→ **Questions to answer**:
1: Retype the stretch of the end-to-end encryption overview from "MCE already supports" through "can decrypt messages." word for word.
2: Continue the overview of MCE end-to-end encryption from the point where it stops.

→ **Selected excerpt**:
== Segment start ==
End-to-End Encryption

Overview

MCE already supports a couple encryption-based data protection protocols to guard sensitive information exchanged between users in the chat system:

1. All network hops between ML components can be protected by TLS 1.2.
2. Because MCE is built on top of Microsoft technologies, it comes with MS SQL Always Encrypted support straight out of the box. Chat messages can be encrypted at rest so that even those with direct access to the database cannot see them.

MCE End-to-End Encryption (E2EE) goes a step furher and addresses internal security vulnerabilities posed by system administrators who have special permissions to view and change the configuration/data in the system. Specifically:

• Administrators that have access to encryption keys can decrypt messages.
• If the column encryption key (CEK) is compromised, all messages can be decrypted for all the chats.
• Administrators can give themselves access to any chat room in the system and read content directly from the MLA client.

E2EE addresses these vulnerabilities by adopting a zero-trust view of the MindLink Anywhere (MLA) Server itself. In this model, messages sent by users in the MLA Client are encrypted before being sent to the ML server. In fact, the client is the only place where messages will ever appear in their plaintext form.
== Segment end ==
Saved entries
== Segment start ==
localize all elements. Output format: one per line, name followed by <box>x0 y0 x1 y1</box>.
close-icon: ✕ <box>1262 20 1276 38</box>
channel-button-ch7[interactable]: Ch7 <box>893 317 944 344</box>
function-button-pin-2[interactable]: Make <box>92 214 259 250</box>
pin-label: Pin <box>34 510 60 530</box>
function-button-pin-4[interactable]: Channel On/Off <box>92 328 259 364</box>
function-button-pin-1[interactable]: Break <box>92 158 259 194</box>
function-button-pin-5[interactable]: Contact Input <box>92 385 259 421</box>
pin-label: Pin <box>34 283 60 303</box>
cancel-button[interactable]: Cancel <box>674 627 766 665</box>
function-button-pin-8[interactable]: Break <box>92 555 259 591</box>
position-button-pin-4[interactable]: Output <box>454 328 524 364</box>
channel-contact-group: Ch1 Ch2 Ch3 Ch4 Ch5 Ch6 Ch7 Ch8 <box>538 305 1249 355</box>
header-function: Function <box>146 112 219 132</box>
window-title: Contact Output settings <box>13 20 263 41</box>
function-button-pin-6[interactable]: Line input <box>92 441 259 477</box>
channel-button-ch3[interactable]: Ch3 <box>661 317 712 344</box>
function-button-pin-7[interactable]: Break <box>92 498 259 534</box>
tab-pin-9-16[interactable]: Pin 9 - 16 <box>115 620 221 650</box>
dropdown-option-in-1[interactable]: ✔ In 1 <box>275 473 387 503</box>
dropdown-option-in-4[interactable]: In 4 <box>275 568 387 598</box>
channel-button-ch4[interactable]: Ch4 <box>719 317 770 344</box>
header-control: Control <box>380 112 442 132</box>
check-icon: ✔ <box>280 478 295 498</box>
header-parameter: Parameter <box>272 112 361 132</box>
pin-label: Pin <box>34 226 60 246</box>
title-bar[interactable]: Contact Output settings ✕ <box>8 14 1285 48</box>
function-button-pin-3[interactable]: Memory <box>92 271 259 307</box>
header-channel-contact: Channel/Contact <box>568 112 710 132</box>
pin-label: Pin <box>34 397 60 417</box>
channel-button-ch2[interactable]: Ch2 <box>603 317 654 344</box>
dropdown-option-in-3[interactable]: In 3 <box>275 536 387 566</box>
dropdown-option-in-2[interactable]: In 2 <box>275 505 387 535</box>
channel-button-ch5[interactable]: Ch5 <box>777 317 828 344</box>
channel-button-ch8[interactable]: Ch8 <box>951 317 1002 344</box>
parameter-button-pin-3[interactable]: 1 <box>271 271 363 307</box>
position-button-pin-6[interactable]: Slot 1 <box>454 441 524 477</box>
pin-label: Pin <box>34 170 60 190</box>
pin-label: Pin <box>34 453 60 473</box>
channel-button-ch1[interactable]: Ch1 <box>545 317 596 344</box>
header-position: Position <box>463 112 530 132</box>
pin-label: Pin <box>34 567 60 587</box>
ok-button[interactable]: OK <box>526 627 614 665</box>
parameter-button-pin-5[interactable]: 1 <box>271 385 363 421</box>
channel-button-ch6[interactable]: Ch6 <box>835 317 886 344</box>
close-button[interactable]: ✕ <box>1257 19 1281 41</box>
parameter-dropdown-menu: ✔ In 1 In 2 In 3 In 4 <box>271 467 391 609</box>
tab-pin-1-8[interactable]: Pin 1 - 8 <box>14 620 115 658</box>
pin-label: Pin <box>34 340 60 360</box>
== Segment end ==
→ **Exercise responses**:
1:
MCE already supports a couple encryption-based data protection protocols to guard sensitive information exchanged between users in the chat system:

1. All network hops between ML components can be protected by TLS 1.2.
2. Because MCE is built on top of Microsoft technologies, it comes with MS SQL Always Encrypted support straight out of the box. Chat messages can be encrypted at rest so that even those with direct access to the database cannot see them.

MCE End-to-End Encryption (E2EE) goes a step furher and addresses internal security vulnerabilities posed by system administrators who have special permissions to view and change the configuration/data in the system. Specifically:

• Administrators that have access to encryption keys can decrypt messages.

2:
Message encryption keys are created by the participants of encrypted chat rooms in the MLA client using native JavaScript cryptographic APIs. Keys belong to the chat rooms in which they were created and cannot be used elsewhere; this is to limit the scope of damage if keys are compromised. Further to this:

• Users can create new encryption keys for the chat at any time - all participants will automatically start using new keys when they are received.

• Policies can be configured to ensure that no one key is used for too long. The key becomes invalid (stale) after a configurable amount of time, and messages cannot be sent with a stale key. One of the participants has to create a new key before message sending capabilities are restored.

• Users are encouraged to participate in the security protocol of the system by checking the encryption system configuration, which is made available before they create new encryption keys. They can verify that the system aligns with their corporate security restrictions and flag anything that does not look right.

• Users are able to see the active encryption key at any time, and they also have access to the full record of encryption keys over the lifetime of the group. Each key is verifiably linked to its author and includes other metadata, such as creation time, to provide a transparent record of the encryption key history.

Topology

The E2EE solution relies on a distributed architecture to round-out the security model. Separately managed systems are configured independently and work together to build up a multi-factor security protocol. A single administrator is unable to manage all of the systems, so control is said to be "compartmentalized".

Because the ML server distributes message encryption keys that users create to the other chat participants, the client must wrap (encrypt) the keys before passing them to the server. It does this by engaging a Community of Interest (CoI) based Public Key Infrastructure (PKI) which is split over two complementary services that handle message key wrapping/unwrapping respectively.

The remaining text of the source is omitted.